** start **

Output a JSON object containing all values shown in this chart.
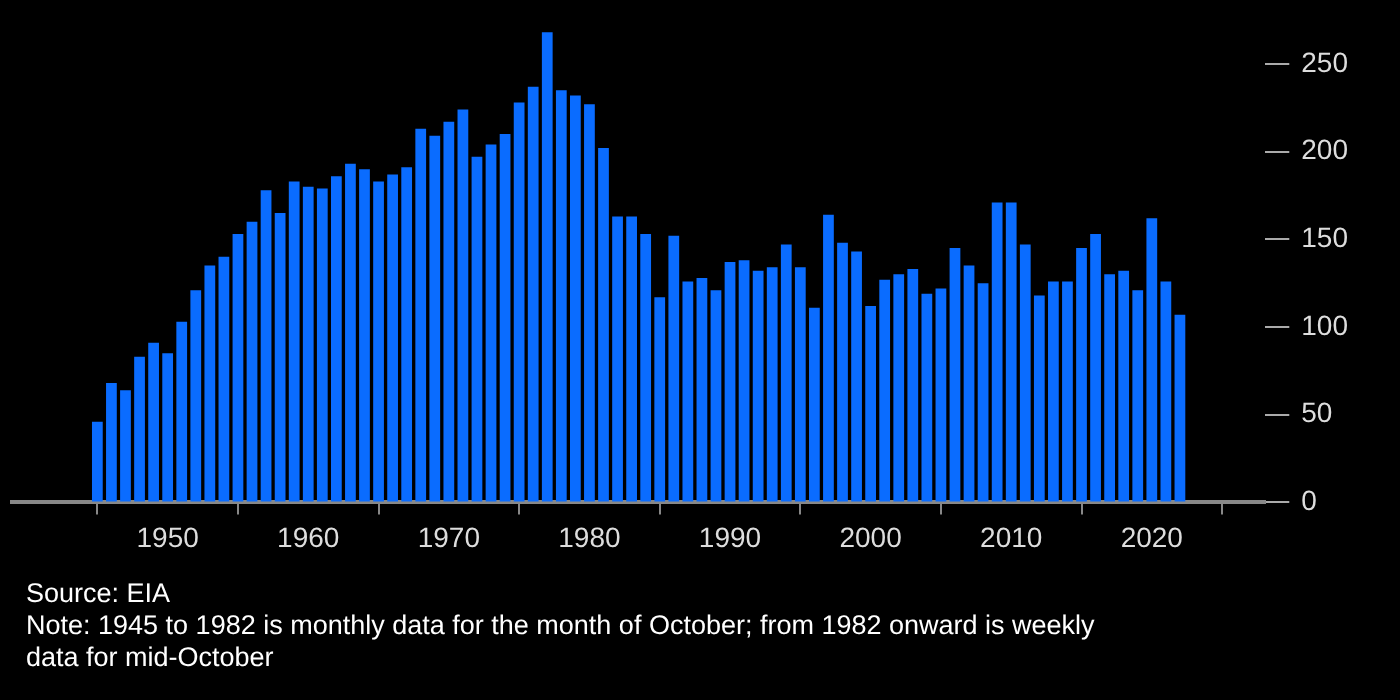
{
  "chart_data": {
    "type": "bar",
    "color": "#0a6cff",
    "x": [
      1945,
      1946,
      1947,
      1948,
      1949,
      1950,
      1951,
      1952,
      1953,
      1954,
      1955,
      1956,
      1957,
      1958,
      1959,
      1960,
      1961,
      1962,
      1963,
      1964,
      1965,
      1966,
      1967,
      1968,
      1969,
      1970,
      1971,
      1972,
      1973,
      1974,
      1975,
      1976,
      1977,
      1978,
      1979,
      1980,
      1981,
      1982,
      1983,
      1984,
      1985,
      1986,
      1987,
      1988,
      1989,
      1990,
      1991,
      1992,
      1993,
      1994,
      1995,
      1996,
      1997,
      1998,
      1999,
      2000,
      2001,
      2002,
      2003,
      2004,
      2005,
      2006,
      2007,
      2008,
      2009,
      2010,
      2011,
      2012,
      2013,
      2014,
      2015,
      2016,
      2017,
      2018,
      2019,
      2020,
      2021,
      2022
    ],
    "values": [
      46,
      68,
      64,
      83,
      91,
      85,
      103,
      121,
      135,
      140,
      153,
      160,
      178,
      165,
      183,
      180,
      179,
      186,
      193,
      190,
      183,
      187,
      191,
      213,
      209,
      217,
      224,
      197,
      204,
      210,
      228,
      237,
      268,
      235,
      232,
      227,
      202,
      163,
      163,
      153,
      117,
      152,
      126,
      128,
      121,
      137,
      138,
      132,
      134,
      147,
      134,
      111,
      164,
      148,
      143,
      112,
      127,
      130,
      133,
      119,
      122,
      145,
      135,
      125,
      171,
      171,
      147,
      118,
      126,
      126,
      145,
      153,
      130,
      132,
      121,
      162,
      126,
      107
    ],
    "xlim": [
      1944.5,
      2022.5
    ],
    "xticks": [
      1950,
      1960,
      1970,
      1980,
      1990,
      2000,
      2010,
      2020
    ],
    "ylim": [
      0,
      270
    ],
    "yticks": [
      0,
      50,
      100,
      150,
      200,
      250
    ],
    "annotations": [
      "Source: EIA",
      "Note: 1945 to 1982 is monthly data for the month of October; from 1982 onward is weekly data for mid-October"
    ]
  }
}
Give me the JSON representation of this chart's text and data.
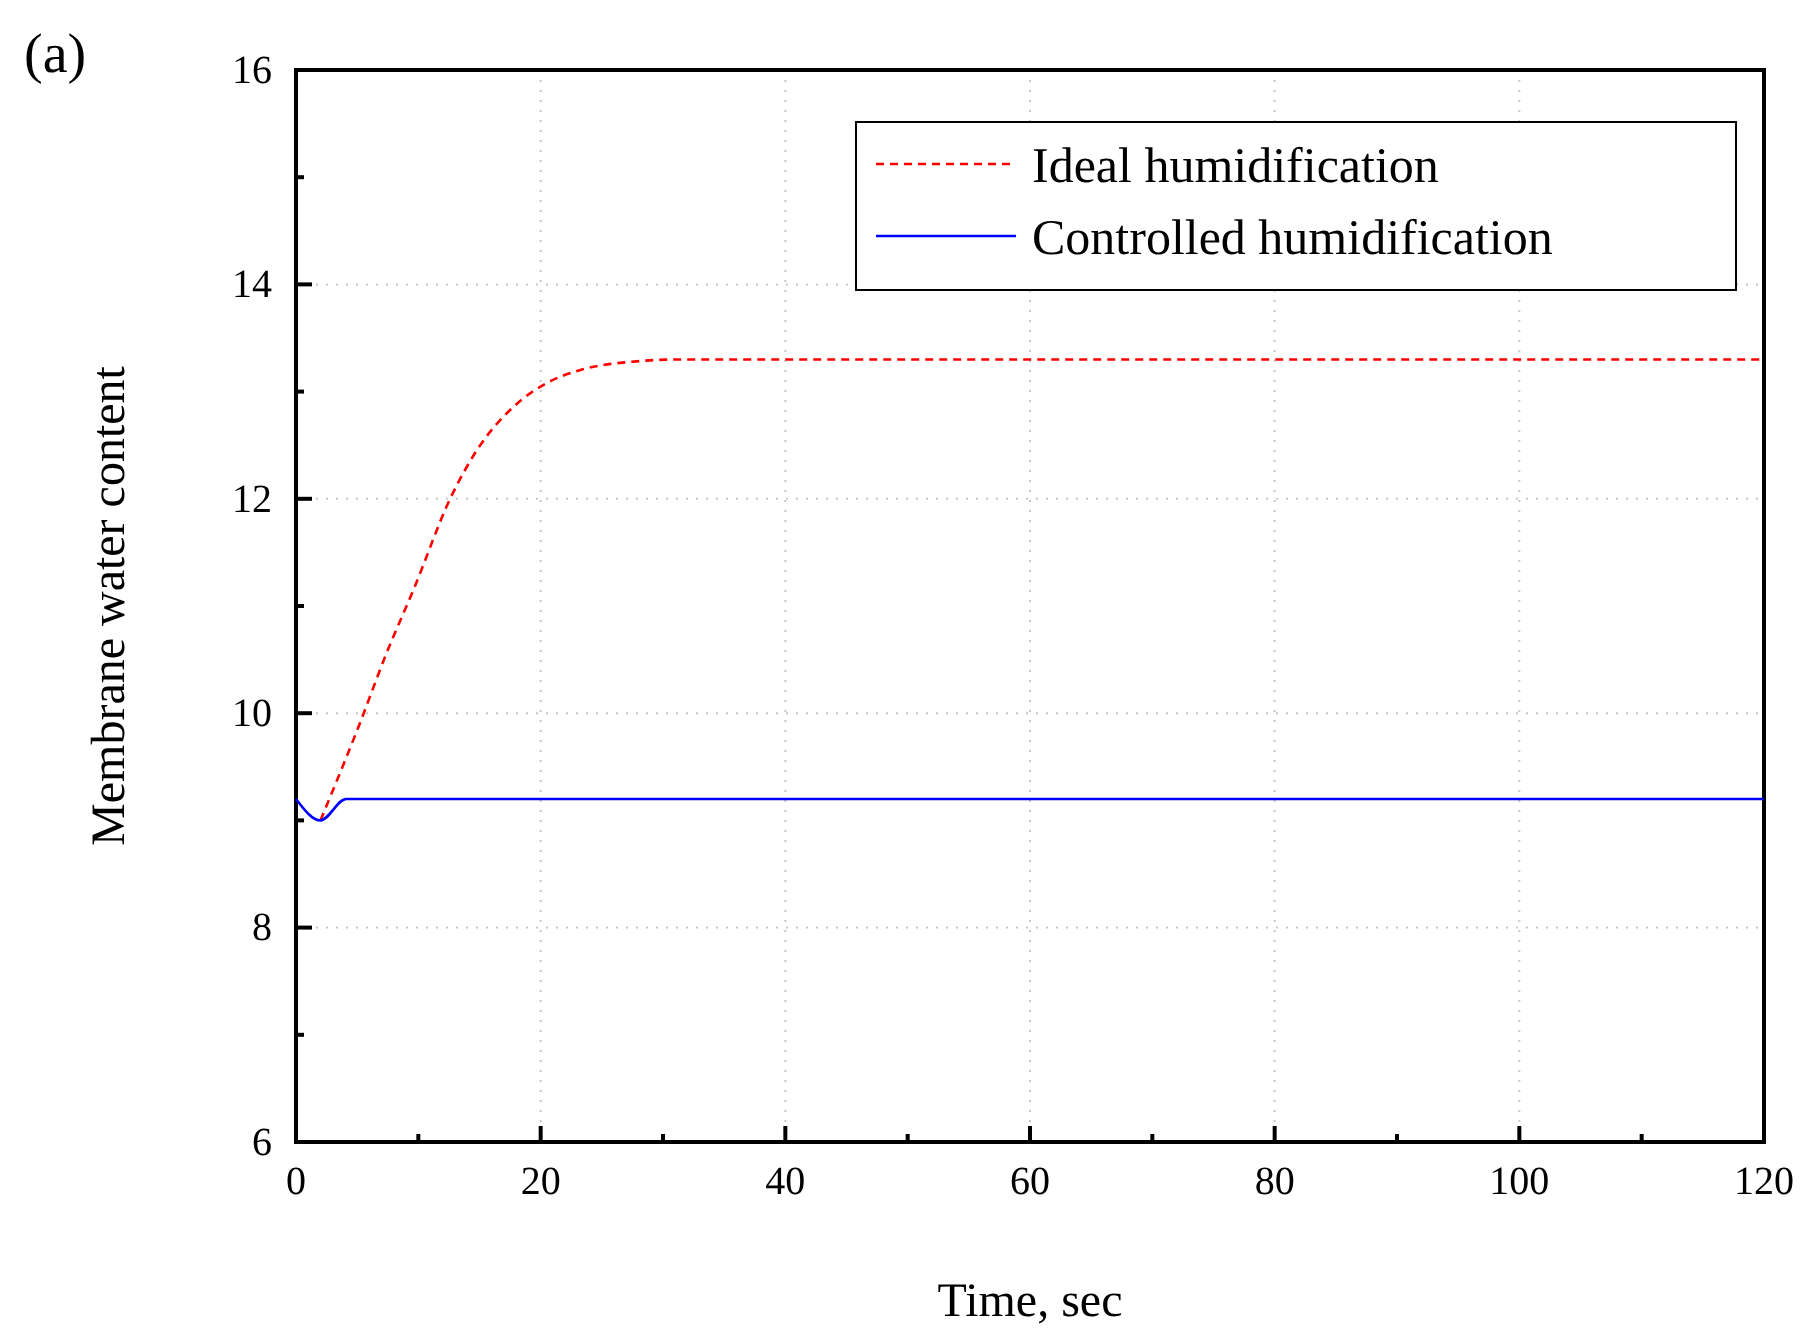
{
  "chart_data": {
    "type": "line",
    "xlabel": "Time, sec",
    "ylabel": "Membrane water content",
    "annotations": [
      "(a)"
    ],
    "xlim": [
      0,
      120
    ],
    "ylim": [
      6,
      16
    ],
    "xticks": [
      0,
      20,
      40,
      60,
      80,
      100,
      120
    ],
    "yticks": [
      6,
      8,
      10,
      12,
      14,
      16
    ],
    "grid": true,
    "legend": "top right",
    "series": [
      {
        "name": "Ideal humidification",
        "color": "#ff0000",
        "line_style": "dashed",
        "x": [
          2,
          5.2,
          7.4,
          9.6,
          12.6,
          15,
          17.8,
          20.5,
          23.2,
          27.6,
          31.4,
          60,
          120
        ],
        "values": [
          9.0,
          9.9,
          10.56,
          11.15,
          12.0,
          12.49,
          12.86,
          13.08,
          13.2,
          13.28,
          13.3,
          13.3,
          13.3
        ]
      },
      {
        "name": "Controlled humidification",
        "color": "#0000ff",
        "line_style": "solid",
        "x": [
          0,
          2,
          4.1,
          60,
          120
        ],
        "values": [
          9.2,
          9.0,
          9.2,
          9.2,
          9.2
        ]
      }
    ]
  }
}
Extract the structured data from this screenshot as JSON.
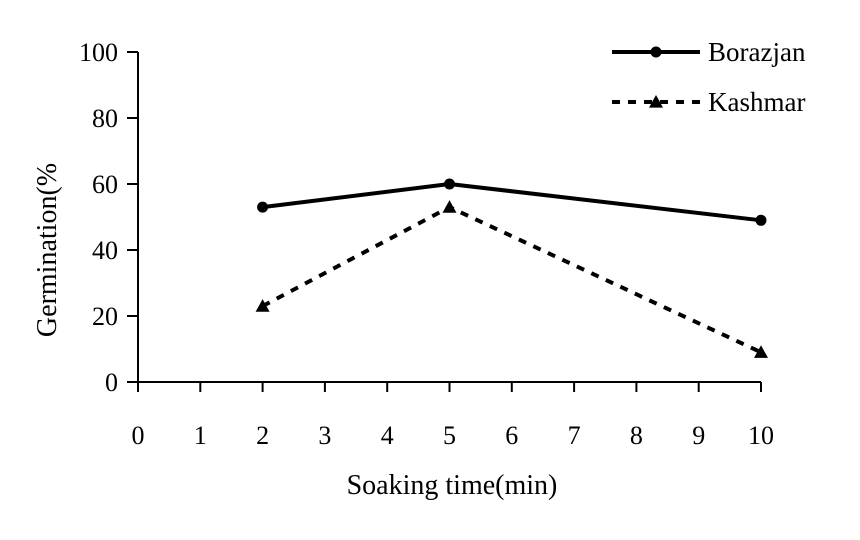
{
  "chart_data": {
    "type": "line",
    "title": "",
    "xlabel": "Soaking time(min)",
    "ylabel": "Germination(%",
    "x_tick_labels": [
      "0",
      "1",
      "2",
      "3",
      "4",
      "5",
      "6",
      "7",
      "8",
      "9",
      "10"
    ],
    "y_ticks": [
      0,
      20,
      40,
      60,
      80,
      100
    ],
    "ylim": [
      0,
      100
    ],
    "grid": false,
    "legend_position": "top-right",
    "series": [
      {
        "name": "Borazjan",
        "style": "solid",
        "marker": "circle",
        "color": "#000000",
        "points": [
          {
            "x": "2",
            "y": 53
          },
          {
            "x": "5",
            "y": 60
          },
          {
            "x": "10",
            "y": 49
          }
        ]
      },
      {
        "name": "Kashmar",
        "style": "dashed",
        "marker": "triangle",
        "color": "#000000",
        "points": [
          {
            "x": "2",
            "y": 23
          },
          {
            "x": "5",
            "y": 53
          },
          {
            "x": "10",
            "y": 9
          }
        ]
      }
    ]
  }
}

** end **

■ **Goal of the exercise**:
Copy all the lines above that hold the string "name".

■ **Exercise result**:
        "name": "Ideal humidification",
        "name": "Controlled humidification",
        "name": "Borazjan",
        "name": "Kashmar",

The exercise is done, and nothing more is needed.